[REQUIREMENTS] Filter the listing and keep only the lines with the word "文娱与健身用房".

-----

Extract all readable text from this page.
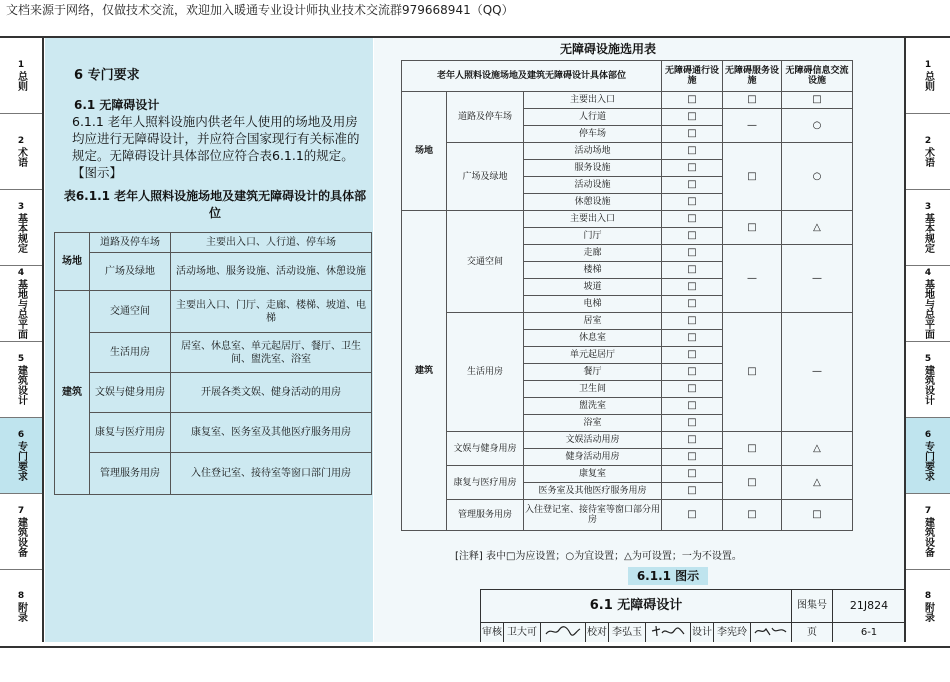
文档来源于网络，仅做技术交流，欢迎加入暖通专业设计师执业技术交流群979668941（QQ）
1
总则
2
术语
3
基本规定
4
基地与总平面
5
建筑设计
6
专门要求
7
建筑设备
8
附录
1
总则
2
术语
3
基本规定
4
基地与总平面
5
建筑设计
6
专门要求
7
建筑设备
8
附录
6 专门要求
6.1 无障碍设计
6.1.1 老年人照料设施内供老年人使用的场地及用房均应进行无障碍设计，并应符合国家现行有关标准的规定。无障碍设计具体部位应符合表6.1.1的规定。【图示】
表6.1.1 老年人照料设施场地及建筑无障碍设计的具体部位
场地	道路及停车场	主要出入口、人行道、停车场
	广场及绿地	活动场地、服务设施、活动设施、休憩设施
建筑	交通空间	主要出入口、门厅、走廊、楼梯、坡道、电梯
	生活用房	居室、休息室、单元起居厅、餐厅、卫生间、盥洗室、浴室
	文娱与健身用房	开展各类文娱、健身活动的用房
	康复与医疗用房	康复室、医务室及其他医疗服务用房
	管理服务用房	入住登记室、接待室等窗口部门用房
无障碍设施选用表
老年人照料设施场地及建筑无障碍设计具体部位			无障碍通行设施	无障碍服务设施	无障碍信息交流设施
场地	道路及停车场	主要出入口	□	□	□
		人行道	□	—	○
		停车场	□		
	广场及绿地	活动场地	□	□	○
		服务设施	□		
		活动设施	□		
		休憩设施	□		
建筑	交通空间	主要出入口	□	□	△
		门厅	□		
		走廊	□	—	—
		楼梯	□		
		坡道	□		
		电梯	□		
	生活用房	居室	□	□	—
		休息室	□		
		单元起居厅	□		
		餐厅	□		
		卫生间	□		
		盥洗室	□		
		浴室	□		
	文娱与健身用房	文娱活动用房	□	□	△
		健身活动用房	□		
	康复与医疗用房	康复室	□	□	△
		医务室及其他医疗服务用房	□		
	管理服务用房	入住登记室、接待室等窗口部分用房	□	□	□
[注释] 表中□为应设置；○为宜设置；△为可设置；一为不设置。
6.1.1 图示
6.1 无障碍设计	图集号	21J824
审核 卫大可	校对 李弘玉	设计 李宪玲	页	6-1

-----

[REPLY TO THE EXERCISE]
	文娱与健身用房	开展各类文娱、健身活动的用房
	文娱与健身用房	文娱活动用房	□	□	△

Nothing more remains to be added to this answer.